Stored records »
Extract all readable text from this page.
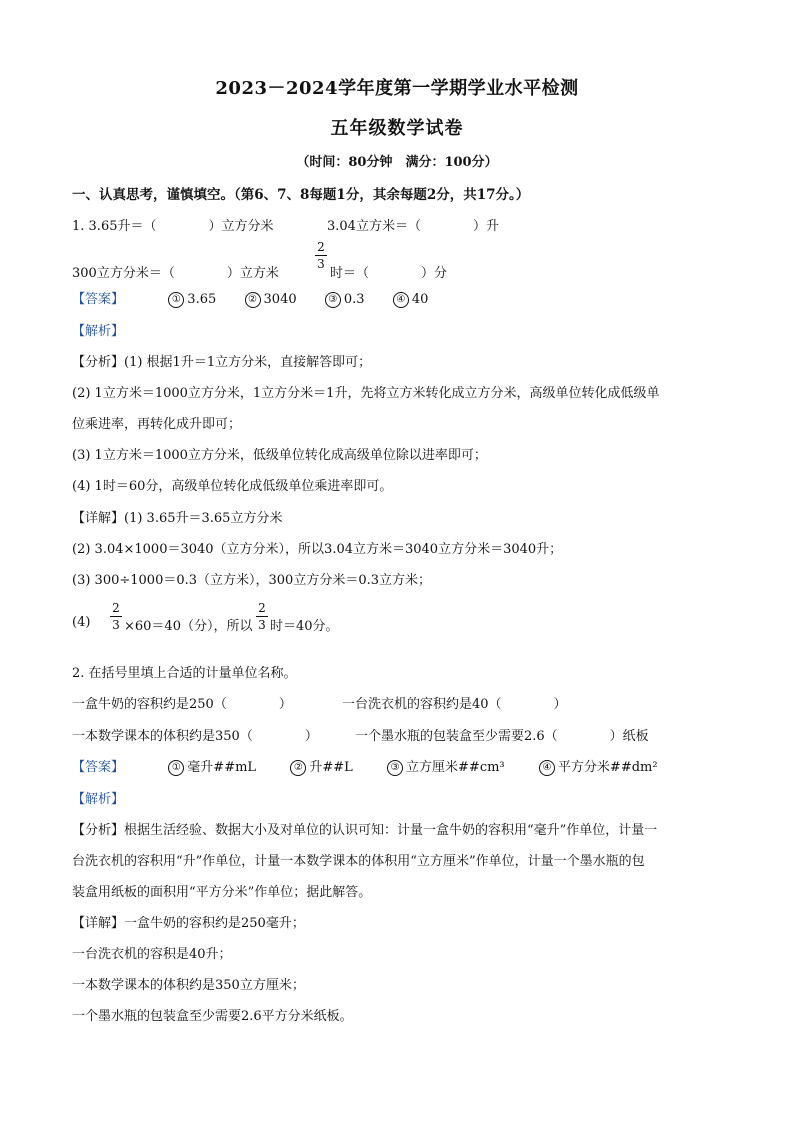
2023－2024学年度第一学期学业水平检测
五年级数学试卷
（时间：80分钟　满分：100分）
一、认真思考，谨慎填空。（第6、7、8每题1分，其余每题2分，共17分。）
1. 3.65升＝（　　　　）立方分米	3.04立方米＝（　　　　）升
300立方分米＝（　　　　）立方米
2
3
时＝（　　　　）分
【答案】	① 3.65	② 3040	③ 0.3	④ 40
【解析】
【分析】(1) 根据1升＝1立方分米，直接解答即可；
(2) 1立方米＝1000立方分米，1立方分米＝1升，先将立方米转化成立方分米，高级单位转化成低级单
位乘进率，再转化成升即可；
(3) 1立方米＝1000立方分米，低级单位转化成高级单位除以进率即可；
(4) 1时＝60分，高级单位转化成低级单位乘进率即可。
【详解】(1) 3.65升＝3.65立方分米
(2) 3.04×1000＝3040（立方分米），所以3.04立方米＝3040立方分米＝3040升；
(3) 300÷1000＝0.3（立方米），300立方分米＝0.3立方米；
(4)
2
3 ×60＝40（分），所以
2
3 时＝40分。
2. 在括号里填上合适的计量单位名称。
一盒牛奶的容积约是250（　　　　）	一台洗衣机的容积约是40（　　　　）
一本数学课本的体积约是350（　　　　）	一个墨水瓶的包装盒至少需要2.6（　　　　）纸板
【答案】	① 毫升##mL	② 升##L	③ 立方厘米##cm³	④ 平方分米##dm²
【解析】
【分析】根据生活经验、数据大小及对单位的认识可知：计量一盒牛奶的容积用“毫升”作单位，计量一
台洗衣机的容积用“升”作单位，计量一本数学课本的体积用“立方厘米”作单位，计量一个墨水瓶的包
装盒用纸板的面积用“平方分米”作单位；据此解答。
【详解】一盒牛奶的容积约是250毫升；
一台洗衣机的容积是40升；
一本数学课本的体积约是350立方厘米；
一个墨水瓶的包装盒至少需要2.6平方分米纸板。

What to work on » Reproduce the whole listing above word for word, but not its pictures.

Reply »
Extract all readable text from this page.
2023－2024学年度第一学期学业水平检测
五年级数学试卷
（时间：80分钟　满分：100分）
一、认真思考，谨慎填空。（第6、7、8每题1分，其余每题2分，共17分。）
1. 3.65升＝（　　　　）立方分米	3.04立方米＝（　　　　）升
300立方分米＝（　　　　）立方米
2
3
时＝（　　　　）分
【答案】	① 3.65	② 3040	③ 0.3	④ 40
【解析】
【分析】(1) 根据1升＝1立方分米，直接解答即可；
(2) 1立方米＝1000立方分米，1立方分米＝1升，先将立方米转化成立方分米，高级单位转化成低级单
位乘进率，再转化成升即可；
(3) 1立方米＝1000立方分米，低级单位转化成高级单位除以进率即可；
(4) 1时＝60分，高级单位转化成低级单位乘进率即可。
【详解】(1) 3.65升＝3.65立方分米
(2) 3.04×1000＝3040（立方分米），所以3.04立方米＝3040立方分米＝3040升；
(3) 300÷1000＝0.3（立方米），300立方分米＝0.3立方米；
(4)
2
3 ×60＝40（分），所以
2
3 时＝40分。
2. 在括号里填上合适的计量单位名称。
一盒牛奶的容积约是250（　　　　）	一台洗衣机的容积约是40（　　　　）
一本数学课本的体积约是350（　　　　）	一个墨水瓶的包装盒至少需要2.6（　　　　）纸板
【答案】	① 毫升##mL	② 升##L	③ 立方厘米##cm³	④ 平方分米##dm²
【解析】
【分析】根据生活经验、数据大小及对单位的认识可知：计量一盒牛奶的容积用“毫升”作单位，计量一
台洗衣机的容积用“升”作单位，计量一本数学课本的体积用“立方厘米”作单位，计量一个墨水瓶的包
装盒用纸板的面积用“平方分米”作单位；据此解答。
【详解】一盒牛奶的容积约是250毫升；
一台洗衣机的容积是40升；
一本数学课本的体积约是350立方厘米；
一个墨水瓶的包装盒至少需要2.6平方分米纸板。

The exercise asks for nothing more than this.